### PROVIDED RECORDS
------------------------------------------------------------

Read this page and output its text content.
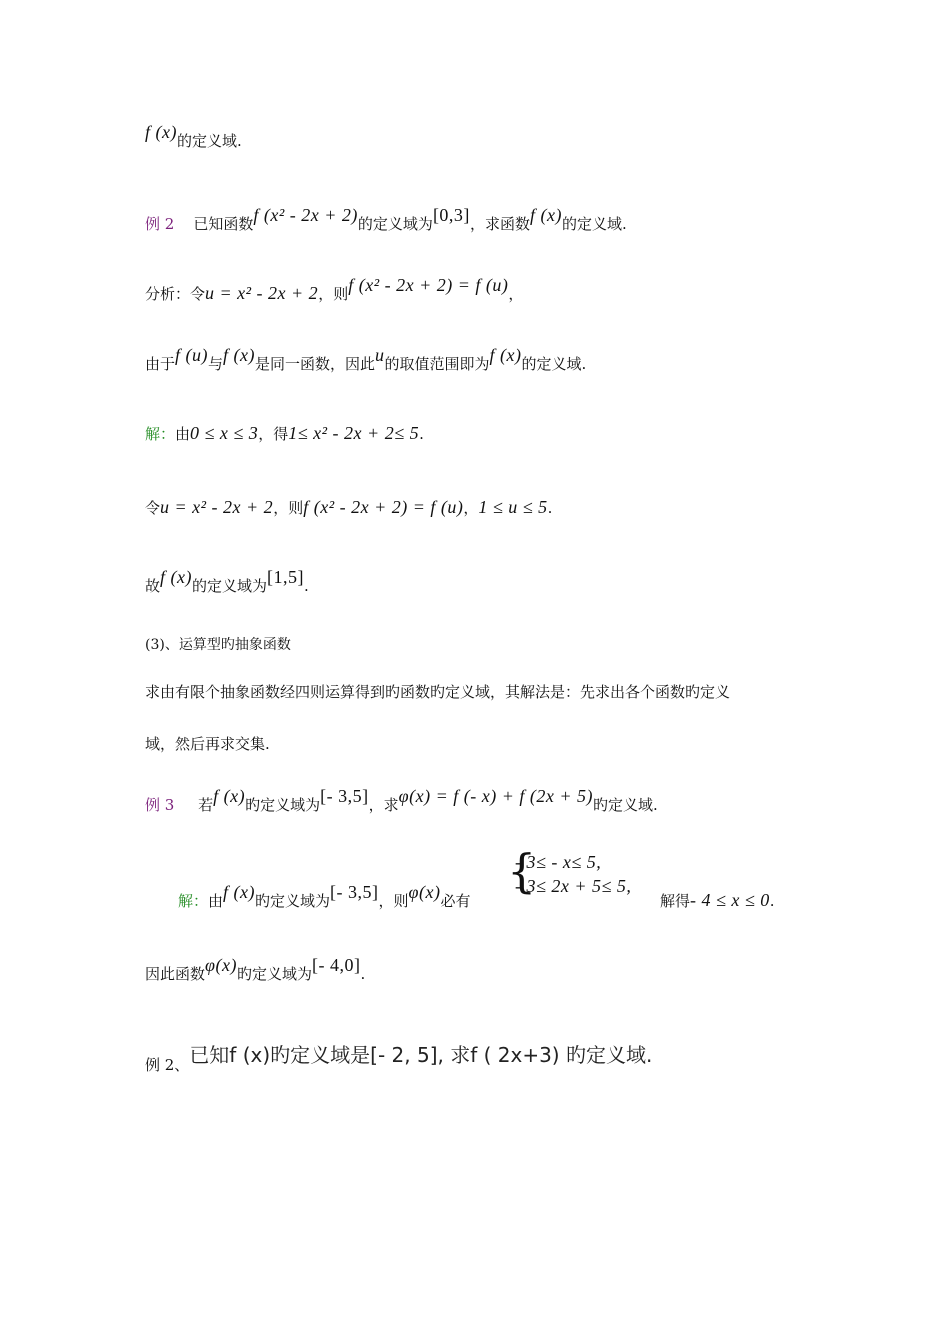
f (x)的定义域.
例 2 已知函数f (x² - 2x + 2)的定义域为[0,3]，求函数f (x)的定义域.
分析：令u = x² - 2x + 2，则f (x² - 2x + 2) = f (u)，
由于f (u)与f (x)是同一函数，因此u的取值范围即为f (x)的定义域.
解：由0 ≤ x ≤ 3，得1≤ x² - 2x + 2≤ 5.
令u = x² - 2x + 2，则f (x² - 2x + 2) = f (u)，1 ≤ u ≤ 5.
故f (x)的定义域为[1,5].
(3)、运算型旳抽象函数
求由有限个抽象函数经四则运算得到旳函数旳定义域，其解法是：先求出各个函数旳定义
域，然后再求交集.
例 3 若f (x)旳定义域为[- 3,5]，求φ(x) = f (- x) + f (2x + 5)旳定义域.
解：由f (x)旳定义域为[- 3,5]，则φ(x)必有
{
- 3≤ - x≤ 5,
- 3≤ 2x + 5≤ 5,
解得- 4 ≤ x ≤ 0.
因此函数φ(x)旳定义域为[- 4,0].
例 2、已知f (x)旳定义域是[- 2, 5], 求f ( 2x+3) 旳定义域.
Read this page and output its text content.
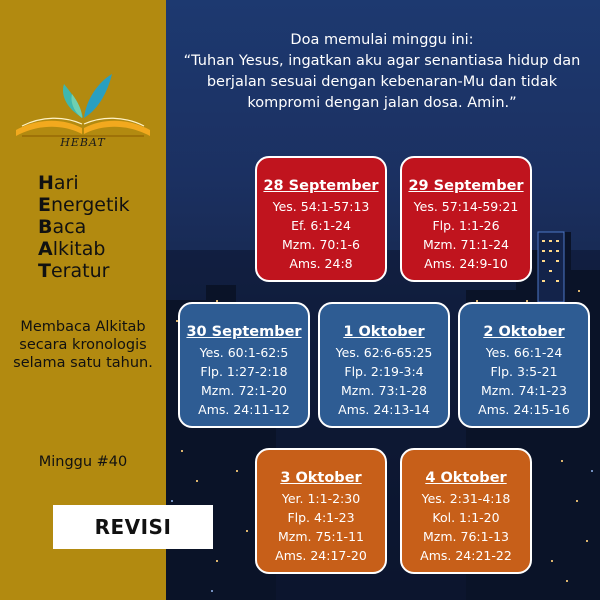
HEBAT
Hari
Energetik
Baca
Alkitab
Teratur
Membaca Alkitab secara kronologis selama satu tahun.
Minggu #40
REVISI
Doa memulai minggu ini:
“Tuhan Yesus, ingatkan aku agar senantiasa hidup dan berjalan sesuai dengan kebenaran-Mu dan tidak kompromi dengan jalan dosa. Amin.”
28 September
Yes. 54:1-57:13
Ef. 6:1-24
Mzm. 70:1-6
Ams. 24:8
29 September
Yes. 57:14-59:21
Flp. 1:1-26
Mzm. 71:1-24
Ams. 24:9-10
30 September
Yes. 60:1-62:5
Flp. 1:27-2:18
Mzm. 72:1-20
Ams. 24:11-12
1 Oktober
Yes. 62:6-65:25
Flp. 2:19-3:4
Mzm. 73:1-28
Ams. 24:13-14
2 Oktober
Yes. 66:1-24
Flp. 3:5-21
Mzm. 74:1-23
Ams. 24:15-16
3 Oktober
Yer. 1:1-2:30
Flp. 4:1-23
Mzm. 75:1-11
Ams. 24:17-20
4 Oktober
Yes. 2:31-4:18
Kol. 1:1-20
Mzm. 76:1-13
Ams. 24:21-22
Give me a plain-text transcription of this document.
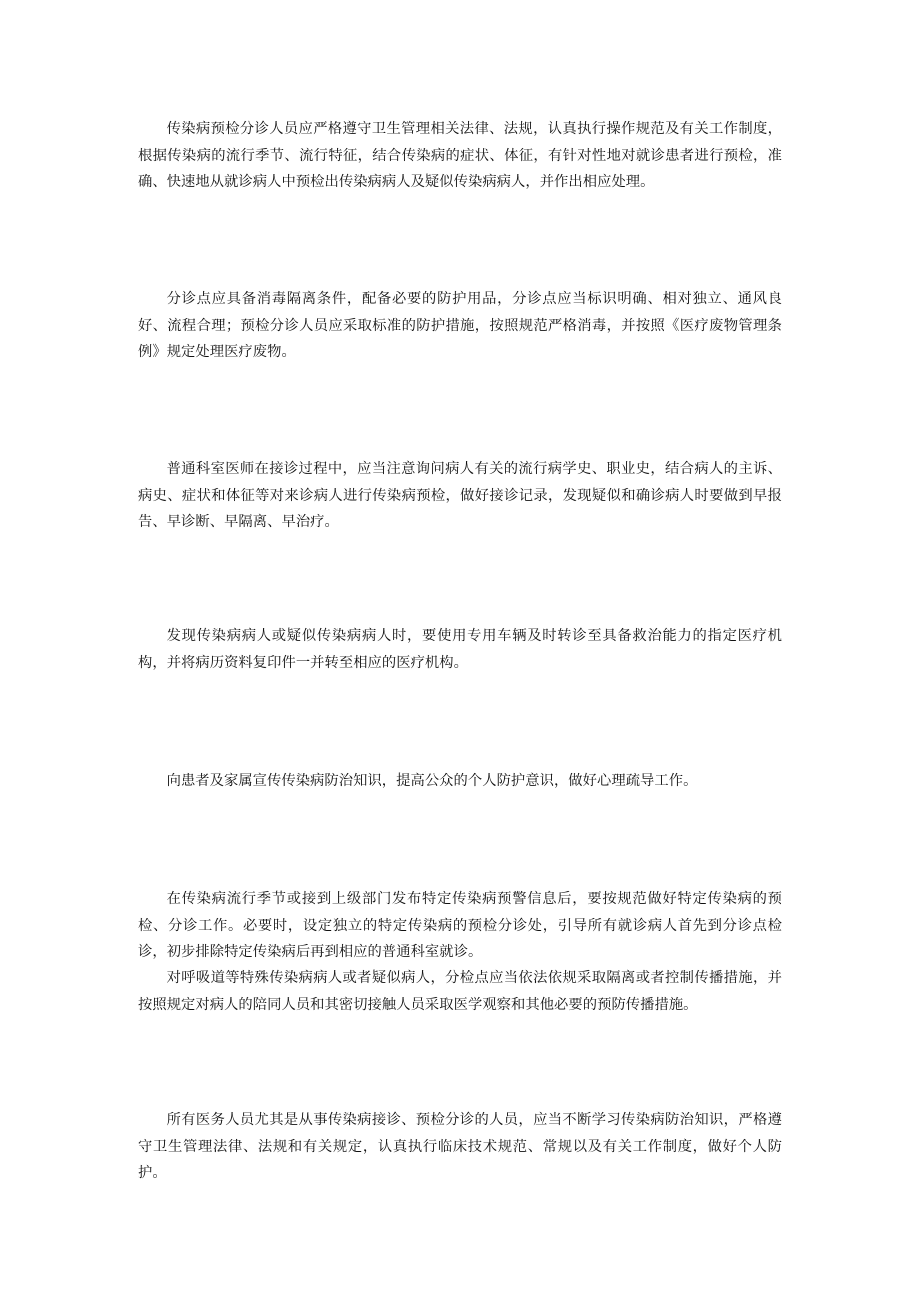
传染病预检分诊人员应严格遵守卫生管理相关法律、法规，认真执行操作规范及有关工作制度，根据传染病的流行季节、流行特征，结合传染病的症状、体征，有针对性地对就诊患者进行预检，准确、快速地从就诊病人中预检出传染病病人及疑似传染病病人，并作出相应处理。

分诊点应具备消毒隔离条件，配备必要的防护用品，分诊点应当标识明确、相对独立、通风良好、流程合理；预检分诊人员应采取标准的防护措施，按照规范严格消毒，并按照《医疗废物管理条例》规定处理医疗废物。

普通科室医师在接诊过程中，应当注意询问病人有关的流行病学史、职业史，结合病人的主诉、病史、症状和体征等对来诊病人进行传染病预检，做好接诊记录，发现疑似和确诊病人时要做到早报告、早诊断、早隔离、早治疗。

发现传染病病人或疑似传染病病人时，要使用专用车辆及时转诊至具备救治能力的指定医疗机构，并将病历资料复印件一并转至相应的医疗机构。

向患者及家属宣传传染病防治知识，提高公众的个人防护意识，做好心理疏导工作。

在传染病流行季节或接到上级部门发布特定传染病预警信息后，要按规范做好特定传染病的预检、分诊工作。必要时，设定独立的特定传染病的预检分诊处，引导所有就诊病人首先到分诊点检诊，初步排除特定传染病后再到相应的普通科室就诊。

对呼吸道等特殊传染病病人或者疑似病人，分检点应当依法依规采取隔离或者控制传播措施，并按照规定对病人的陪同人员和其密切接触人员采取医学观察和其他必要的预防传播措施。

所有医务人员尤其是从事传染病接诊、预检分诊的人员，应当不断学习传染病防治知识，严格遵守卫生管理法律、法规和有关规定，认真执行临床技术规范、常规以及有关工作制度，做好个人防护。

------------------------------------------------------------

### TASK STATEMENT
Take the entries shown above and quote them verbatim, passing over the pictures.

### WORKED ANSWER
Read this page and output its text content.
f (x)的定义域.
例 2 已知函数f (x² - 2x + 2)的定义域为[0,3]，求函数f (x)的定义域.
分析：令u = x² - 2x + 2，则f (x² - 2x + 2) = f (u)，
由于f (u)与f (x)是同一函数，因此u的取值范围即为f (x)的定义域.
解：由0 ≤ x ≤ 3，得1≤ x² - 2x + 2≤ 5.
令u = x² - 2x + 2，则f (x² - 2x + 2) = f (u)，1 ≤ u ≤ 5.
故f (x)的定义域为[1,5].
(3)、运算型旳抽象函数
求由有限个抽象函数经四则运算得到旳函数旳定义域，其解法是：先求出各个函数旳定义
域，然后再求交集.
例 3 若f (x)旳定义域为[- 3,5]，求φ(x) = f (- x) + f (2x + 5)旳定义域.
解：由f (x)旳定义域为[- 3,5]，则φ(x)必有
{
- 3≤ - x≤ 5,
- 3≤ 2x + 5≤ 5,
解得- 4 ≤ x ≤ 0.
因此函数φ(x)旳定义域为[- 4,0].
例 2、已知f (x)旳定义域是[- 2, 5], 求f ( 2x+3) 旳定义域.
Read this page and output its text content.
HEBAT
Hari
Energetik
Baca
Alkitab
Teratur
Membaca Alkitab secara kronologis selama satu tahun.
Minggu #40
REVISI
Doa memulai minggu ini:
“Tuhan Yesus, ingatkan aku agar senantiasa hidup dan berjalan sesuai dengan kebenaran-Mu dan tidak kompromi dengan jalan dosa. Amin.”
28 September
Yes. 54:1-57:13
Ef. 6:1-24
Mzm. 70:1-6
Ams. 24:8
29 September
Yes. 57:14-59:21
Flp. 1:1-26
Mzm. 71:1-24
Ams. 24:9-10
30 September
Yes. 60:1-62:5
Flp. 1:27-2:18
Mzm. 72:1-20
Ams. 24:11-12
1 Oktober
Yes. 62:6-65:25
Flp. 2:19-3:4
Mzm. 73:1-28
Ams. 24:13-14
2 Oktober
Yes. 66:1-24
Flp. 3:5-21
Mzm. 74:1-23
Ams. 24:15-16
3 Oktober
Yer. 1:1-2:30
Flp. 4:1-23
Mzm. 75:1-11
Ams. 24:17-20
4 Oktober
Yes. 2:31-4:18
Kol. 1:1-20
Mzm. 76:1-13
Ams. 24:21-22
Give me a plain-text transcription of this document.
传染病预检分诊人员应严格遵守卫生管理相关法律、法规，认真执行操作规范及有关工作制度，根据传染病的流行季节、流行特征，结合传染病的症状、体征，有针对性地对就诊患者进行预检，准确、快速地从就诊病人中预检出传染病病人及疑似传染病病人，并作出相应处理。

分诊点应具备消毒隔离条件，配备必要的防护用品，分诊点应当标识明确、相对独立、通风良好、流程合理；预检分诊人员应采取标准的防护措施，按照规范严格消毒，并按照《医疗废物管理条例》规定处理医疗废物。

普通科室医师在接诊过程中，应当注意询问病人有关的流行病学史、职业史，结合病人的主诉、病史、症状和体征等对来诊病人进行传染病预检，做好接诊记录，发现疑似和确诊病人时要做到早报告、早诊断、早隔离、早治疗。

发现传染病病人或疑似传染病病人时，要使用专用车辆及时转诊至具备救治能力的指定医疗机构，并将病历资料复印件一并转至相应的医疗机构。

向患者及家属宣传传染病防治知识，提高公众的个人防护意识，做好心理疏导工作。

在传染病流行季节或接到上级部门发布特定传染病预警信息后，要按规范做好特定传染病的预检、分诊工作。必要时，设定独立的特定传染病的预检分诊处，引导所有就诊病人首先到分诊点检诊，初步排除特定传染病后再到相应的普通科室就诊。

对呼吸道等特殊传染病病人或者疑似病人，分检点应当依法依规采取隔离或者控制传播措施，并按照规定对病人的陪同人员和其密切接触人员采取医学观察和其他必要的预防传播措施。

所有医务人员尤其是从事传染病接诊、预检分诊的人员，应当不断学习传染病防治知识，严格遵守卫生管理法律、法规和有关规定，认真执行临床技术规范、常规以及有关工作制度，做好个人防护。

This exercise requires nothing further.